- [Challenge]: Reproduce the listing below character for character; drop every image.
## begin Data entries
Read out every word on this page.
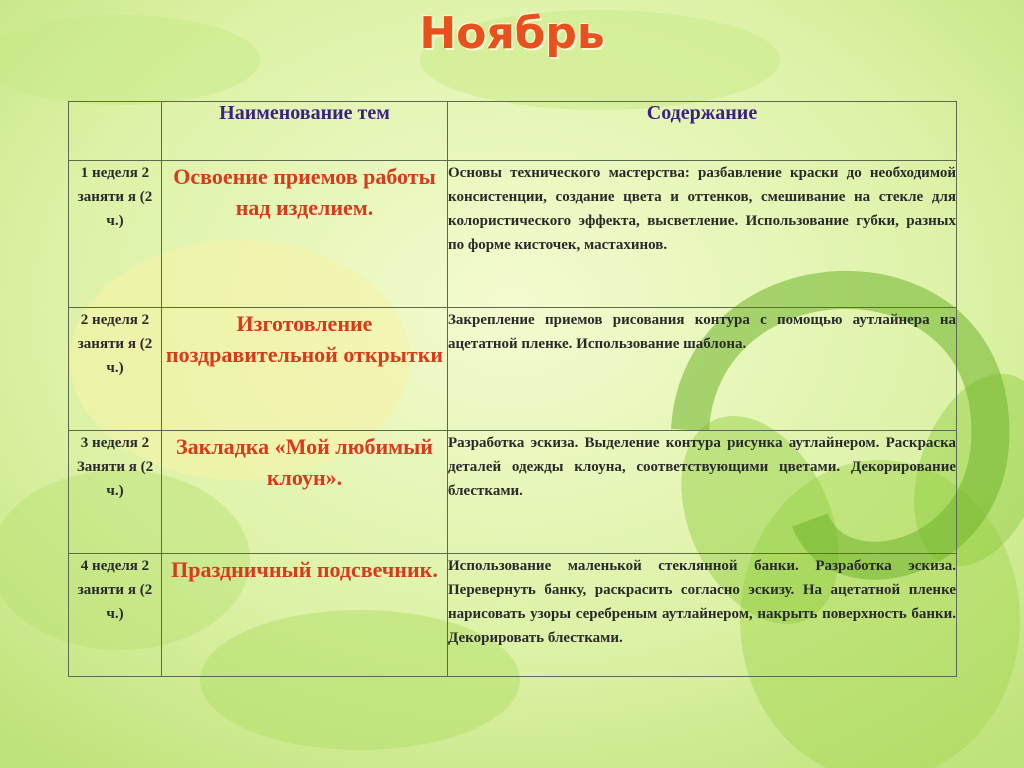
Ноябрь
	Наименование тем	Содержание
1 неделя 2 заняти я (2 ч.)	Освоение приемов работы над изделием.	Основы технического мастерства: разбавление краски до необходимой консистенции, создание цвета и оттенков, смешивание на стекле для колористического эффекта, высветление. Использование губки, разных по форме кисточек, мастахинов.
2 неделя 2 заняти я (2 ч.)	Изготовление поздравительной открытки	Закрепление приемов рисования контура с помощью аутлайнера на ацетатной пленке. Использование шаблона.
3 неделя 2 Заняти я (2 ч.)	Закладка «Мой любимый клоун».	Разработка эскиза. Выделение контура рисунка аутлайнером. Раскраска деталей одежды клоуна, соответствующими цветами. Декорирование блестками.
4 неделя 2 заняти я (2 ч.)	Праздничный подсвечник.	Использование маленькой стеклянной банки. Разработка эскиза. Перевернуть банку, раскрасить согласно эскизу. На ацетатной пленке нарисовать узоры серебреным аутлайнером, накрыть поверхность банки. Декорировать блестками.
## end Data entries
- [Task output]:
Read out every word on this page.
Ноябрь
	Наименование тем	Содержание
1 неделя 2 заняти я (2 ч.)	Освоение приемов работы над изделием.	Основы технического мастерства: разбавление краски до необходимой консистенции, создание цвета и оттенков, смешивание на стекле для колористического эффекта, высветление. Использование губки, разных по форме кисточек, мастахинов.
2 неделя 2 заняти я (2 ч.)	Изготовление поздравительной открытки	Закрепление приемов рисования контура с помощью аутлайнера на ацетатной пленке. Использование шаблона.
3 неделя 2 Заняти я (2 ч.)	Закладка «Мой любимый клоун».	Разработка эскиза. Выделение контура рисунка аутлайнером. Раскраска деталей одежды клоуна, соответствующими цветами. Декорирование блестками.
4 неделя 2 заняти я (2 ч.)	Праздничный подсвечник.	Использование маленькой стеклянной банки. Разработка эскиза. Перевернуть банку, раскрасить согласно эскизу. На ацетатной пленке нарисовать узоры серебреным аутлайнером, накрыть поверхность банки. Декорировать блестками.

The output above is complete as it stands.